__TASK DETAILS__: Would you repeat the lines from the one with "Transcribe the text in this document." through the final line, both included, and nothing else? No pictures belong in the copy.

__DATASET EXCERPTS__:
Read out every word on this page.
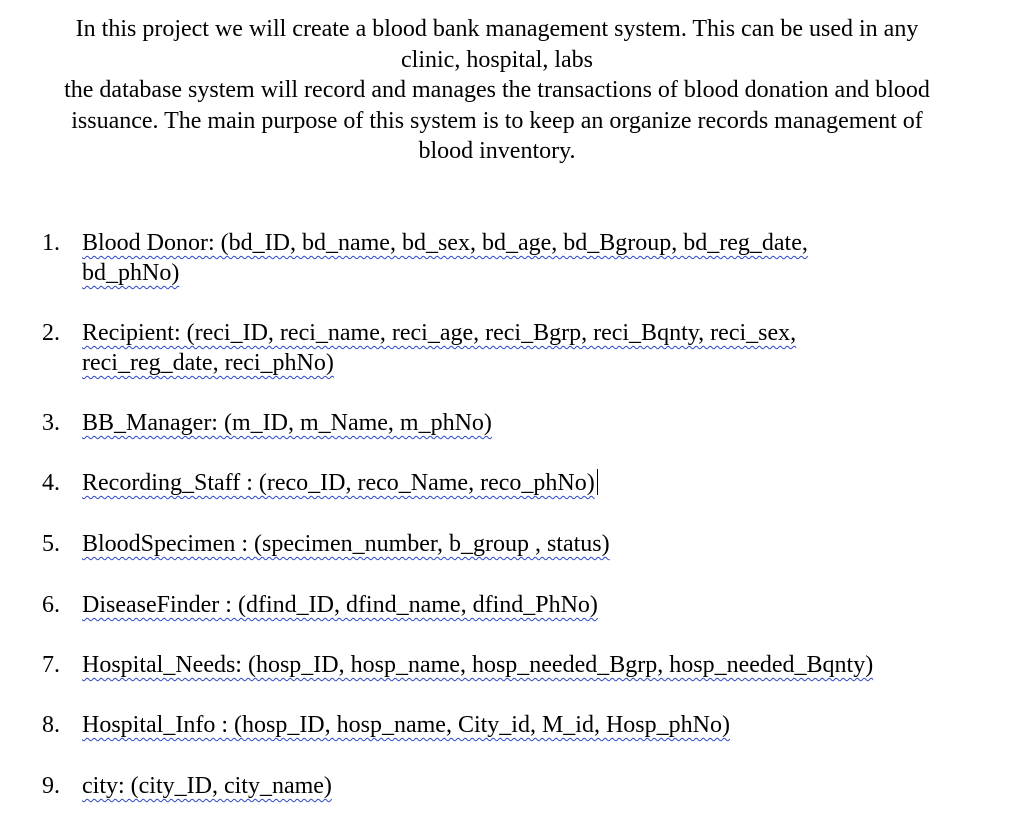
In this project we will create a blood bank management system. This can be used in any
clinic, hospital, labs
the database system will record and manages the transactions of blood donation and blood
issuance. The main purpose of this system is to keep an organize records management of
blood inventory.
1. Blood Donor: (bd_ID, bd_name, bd_sex, bd_age, bd_Bgroup, bd_reg_date,
bd_phNo)
2. Recipient: (reci_ID, reci_name, reci_age, reci_Bgrp, reci_Bqnty, reci_sex,
reci_reg_date, reci_phNo)
3. BB_Manager: (m_ID, m_Name, m_phNo)
4. Recording_Staff : (reco_ID, reco_Name, reco_phNo)
5. BloodSpecimen : (specimen_number, b_group , status)
6. DiseaseFinder : (dfind_ID, dfind_name, dfind_PhNo)
7. Hospital_Needs: (hosp_ID, hosp_name, hosp_needed_Bgrp, hosp_needed_Bqnty)
8. Hospital_Info : (hosp_ID, hosp_name, City_id, M_id, Hosp_phNo)
9. city: (city_ID, city_name)
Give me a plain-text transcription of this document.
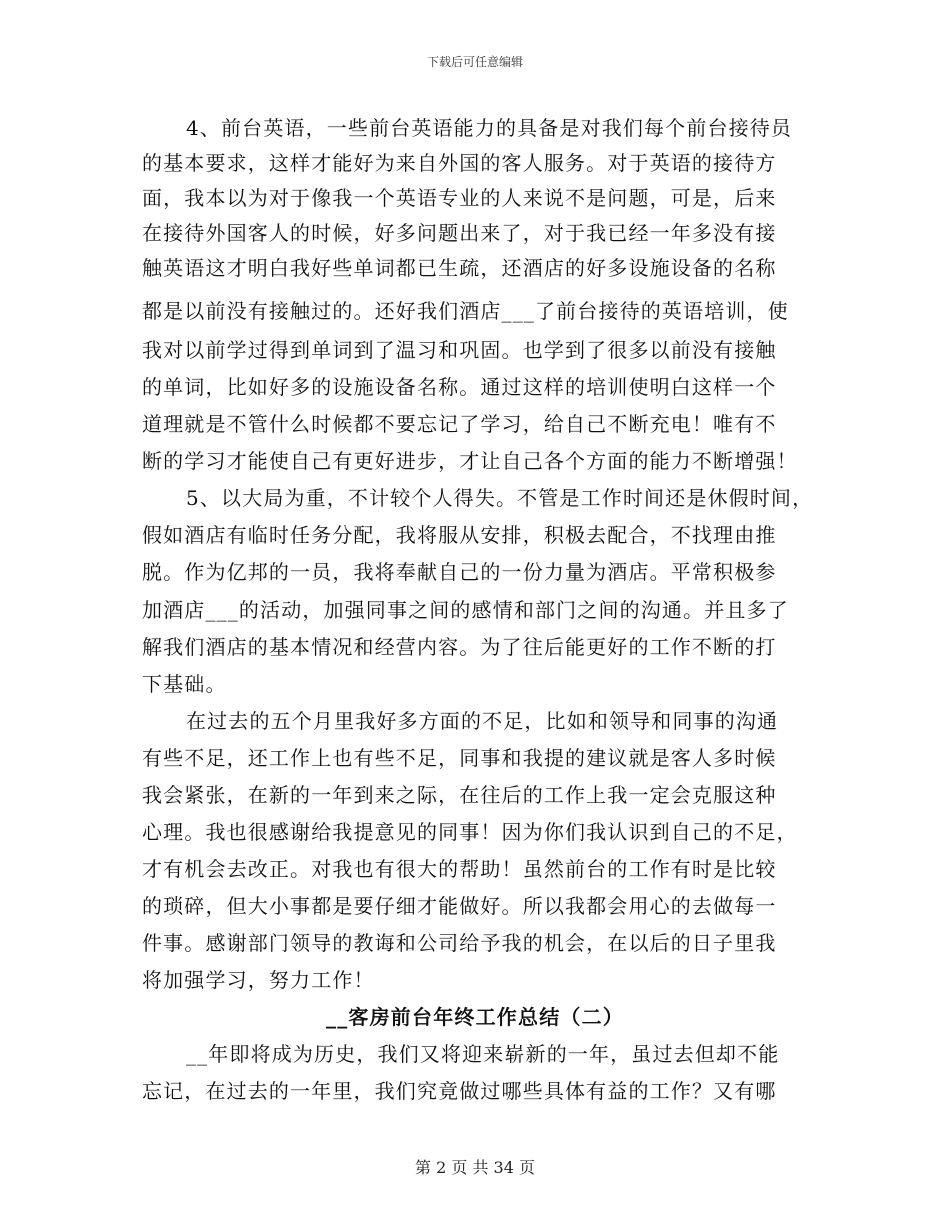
下载后可任意编辑
4、前台英语，一些前台英语能力的具备是对我们每个前台接待员
的基本要求，这样才能好为来自外国的客人服务。对于英语的接待方
面，我本以为对于像我一个英语专业的人来说不是问题，可是，后来
在接待外国客人的时候，好多问题出来了，对于我已经一年多没有接
触英语这才明白我好些单词都已生疏，还酒店的好多设施设备的名称
都是以前没有接触过的。还好我们酒店___了前台接待的英语培训，使
我对以前学过得到单词到了温习和巩固。也学到了很多以前没有接触
的单词，比如好多的设施设备名称。通过这样的培训使明白这样一个
道理就是不管什么时候都不要忘记了学习，给自己不断充电！唯有不
断的学习才能使自己有更好进步，才让自己各个方面的能力不断增强！
5、以大局为重，不计较个人得失。不管是工作时间还是休假时间，
假如酒店有临时任务分配，我将服从安排，积极去配合，不找理由推
脱。作为亿邦的一员，我将奉献自己的一份力量为酒店。平常积极参
加酒店___的活动，加强同事之间的感情和部门之间的沟通。并且多了
解我们酒店的基本情况和经营内容。为了往后能更好的工作不断的打
下基础。
在过去的五个月里我好多方面的不足，比如和领导和同事的沟通
有些不足，还工作上也有些不足，同事和我提的建议就是客人多时候
我会紧张，在新的一年到来之际，在往后的工作上我一定会克服这种
心理。我也很感谢给我提意见的同事！因为你们我认识到自己的不足，
才有机会去改正。对我也有很大的帮助！虽然前台的工作有时是比较
的琐碎，但大小事都是要仔细才能做好。所以我都会用心的去做每一
件事。感谢部门领导的教诲和公司给予我的机会，在以后的日子里我
将加强学习，努力工作！
__客房前台年终工作总结（二）
__年即将成为历史，我们又将迎来崭新的一年，虽过去但却不能
忘记，在过去的一年里，我们究竟做过哪些具体有益的工作？又有哪
第 2 页 共 34 页
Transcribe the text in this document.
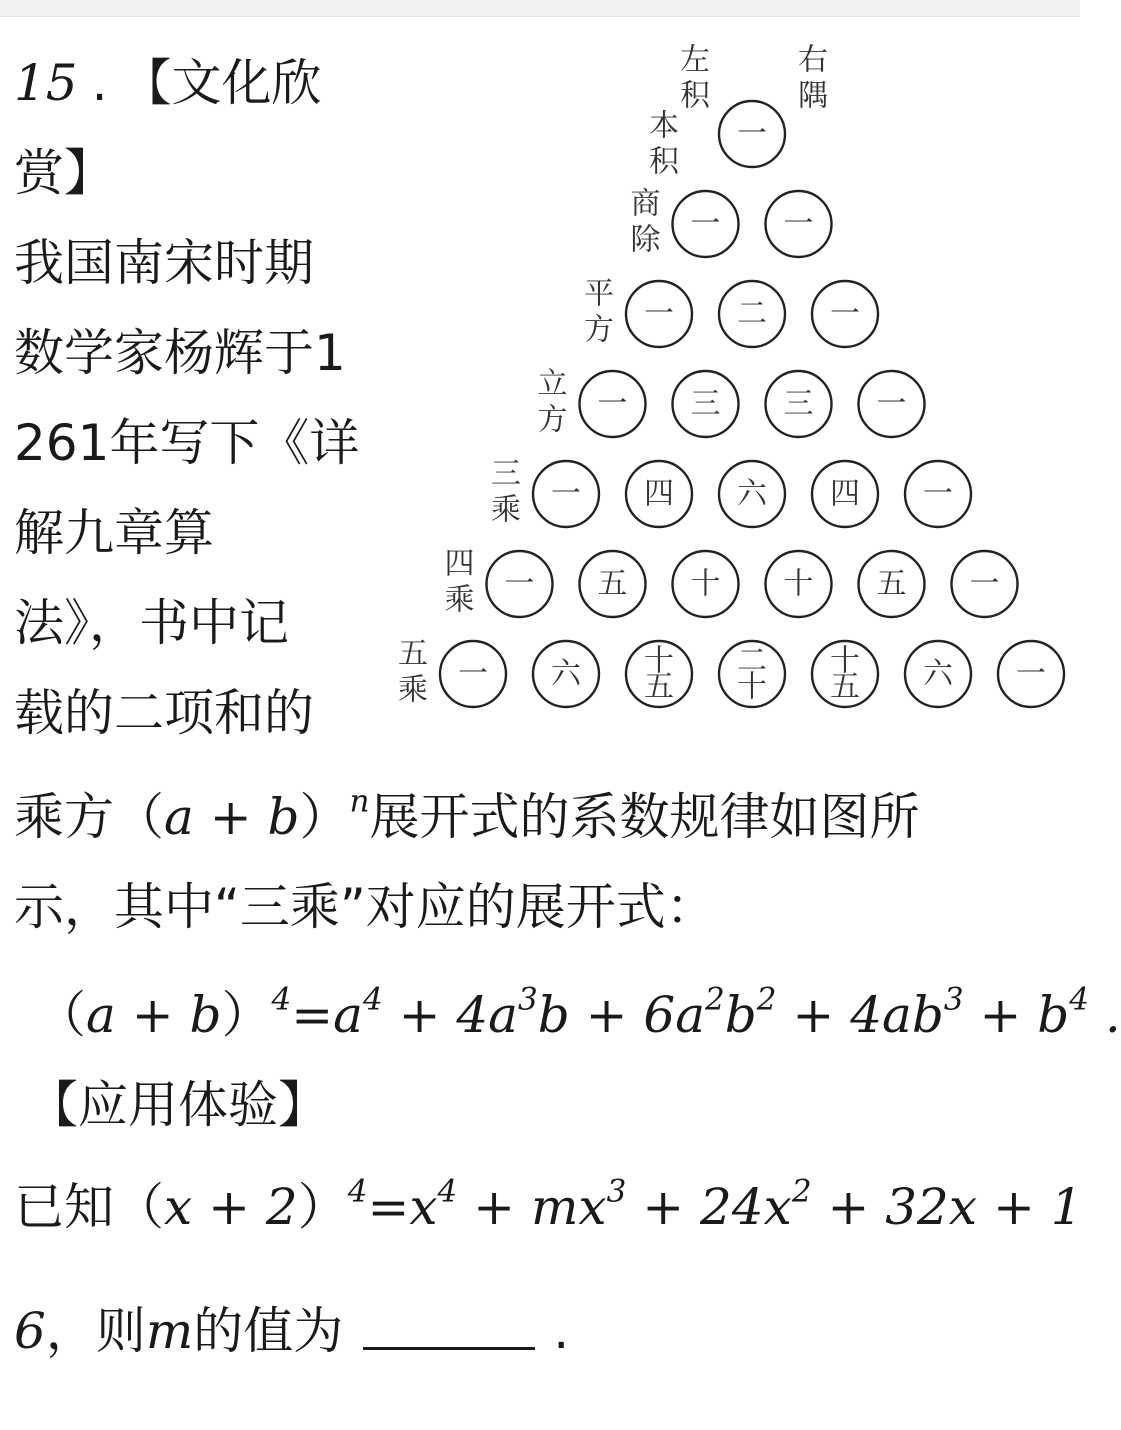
15 . 【文化欣
赏】
我国南宋时期
数学家杨辉于1
261年写下《详
解九章算
法》，书中记
载的二项和的
一
左
积
右
隅
本
积
一 一
商
除
一 二 一
平
方
一 三 三 一
立
方
一 四 六 四 一
三
乘
一 五 十 十 五 一
四
乘
一 六 十
五
二
十
十
五 六 一
五
乘
乘方$(a + b)^n$展开式的系数规律如图所
示，其中“三乘”对应的展开式：
$(a + b)^4=a^4 + 4a^3b + 6a^2b^2 + 4ab^3 + b^4$ .
【应用体验】
已知$(x + 2)^4=x^4 + mx^3 + 24x^2 + 32x + 1$
6，则m的值为	.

__RESULT OF THE EXERCISE__:
Transcribe the text in this document.
15 . 【文化欣
赏】
我国南宋时期
数学家杨辉于1
261年写下《详
解九章算
法》，书中记
载的二项和的
一
左
积
右
隅
本
积
一 一
商
除
一 二 一
平
方
一 三 三 一
立
方
一 四 六 四 一
三
乘
一 五 十 十 五 一
四
乘
一 六 十
五
二
十
十
五 六 一
五
乘
乘方$(a + b)^n$展开式的系数规律如图所
示，其中“三乘”对应的展开式：
$(a + b)^4=a^4 + 4a^3b + 6a^2b^2 + 4ab^3 + b^4$ .
【应用体验】
已知$(x + 2)^4=x^4 + mx^3 + 24x^2 + 32x + 1$
6，则m的值为	.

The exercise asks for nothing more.